> [Provided information]
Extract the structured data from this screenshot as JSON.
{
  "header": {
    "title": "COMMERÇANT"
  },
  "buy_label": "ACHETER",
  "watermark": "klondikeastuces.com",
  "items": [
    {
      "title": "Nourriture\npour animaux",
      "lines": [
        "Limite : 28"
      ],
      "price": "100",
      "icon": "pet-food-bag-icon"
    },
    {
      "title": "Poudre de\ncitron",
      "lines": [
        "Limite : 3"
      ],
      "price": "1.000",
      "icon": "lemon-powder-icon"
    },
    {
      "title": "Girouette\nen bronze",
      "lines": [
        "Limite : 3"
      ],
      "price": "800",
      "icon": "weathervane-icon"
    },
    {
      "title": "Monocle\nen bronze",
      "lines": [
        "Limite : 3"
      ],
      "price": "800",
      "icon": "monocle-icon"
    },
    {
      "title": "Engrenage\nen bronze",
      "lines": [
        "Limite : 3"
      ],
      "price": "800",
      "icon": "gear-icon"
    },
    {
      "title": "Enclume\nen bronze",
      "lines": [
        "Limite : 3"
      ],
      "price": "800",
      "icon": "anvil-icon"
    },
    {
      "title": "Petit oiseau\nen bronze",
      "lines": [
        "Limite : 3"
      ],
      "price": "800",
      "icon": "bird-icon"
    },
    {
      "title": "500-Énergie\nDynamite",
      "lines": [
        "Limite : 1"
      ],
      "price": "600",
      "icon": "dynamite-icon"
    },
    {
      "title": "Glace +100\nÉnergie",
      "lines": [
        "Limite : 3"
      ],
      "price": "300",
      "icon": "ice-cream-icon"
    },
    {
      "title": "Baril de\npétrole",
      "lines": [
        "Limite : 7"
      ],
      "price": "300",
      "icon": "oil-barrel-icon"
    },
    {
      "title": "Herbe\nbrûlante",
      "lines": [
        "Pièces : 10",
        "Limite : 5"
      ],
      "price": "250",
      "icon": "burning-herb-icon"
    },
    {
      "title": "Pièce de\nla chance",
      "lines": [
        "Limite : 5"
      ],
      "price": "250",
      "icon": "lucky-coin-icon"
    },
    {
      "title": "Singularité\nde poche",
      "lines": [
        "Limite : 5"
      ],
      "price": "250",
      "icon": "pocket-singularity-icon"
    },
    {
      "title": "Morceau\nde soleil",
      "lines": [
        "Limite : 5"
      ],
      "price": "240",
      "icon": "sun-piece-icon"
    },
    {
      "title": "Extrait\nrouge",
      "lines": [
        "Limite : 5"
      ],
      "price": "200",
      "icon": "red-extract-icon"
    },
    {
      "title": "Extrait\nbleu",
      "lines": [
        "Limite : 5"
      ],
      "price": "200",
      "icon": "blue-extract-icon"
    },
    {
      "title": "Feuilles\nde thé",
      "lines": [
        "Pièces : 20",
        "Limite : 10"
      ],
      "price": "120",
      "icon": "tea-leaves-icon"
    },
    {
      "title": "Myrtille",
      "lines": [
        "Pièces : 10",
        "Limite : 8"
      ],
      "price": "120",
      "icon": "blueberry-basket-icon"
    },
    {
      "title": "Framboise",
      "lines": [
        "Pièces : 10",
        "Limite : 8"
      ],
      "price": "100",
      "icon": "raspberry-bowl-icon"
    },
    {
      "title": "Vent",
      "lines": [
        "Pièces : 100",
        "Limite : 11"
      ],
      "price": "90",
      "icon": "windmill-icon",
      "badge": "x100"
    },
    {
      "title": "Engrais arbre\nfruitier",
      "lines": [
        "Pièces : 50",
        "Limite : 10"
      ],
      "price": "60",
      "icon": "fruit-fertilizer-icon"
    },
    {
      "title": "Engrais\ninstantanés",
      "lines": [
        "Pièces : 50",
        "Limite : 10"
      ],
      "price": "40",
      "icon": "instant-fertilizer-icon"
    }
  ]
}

> [Required work] Copy every line that contains the string "bronze".

> [Task solution]
      "title": "Girouette\nen bronze",
      "title": "Monocle\nen bronze",
      "title": "Engrenage\nen bronze",
      "title": "Enclume\nen bronze",
      "title": "Petit oiseau\nen bronze",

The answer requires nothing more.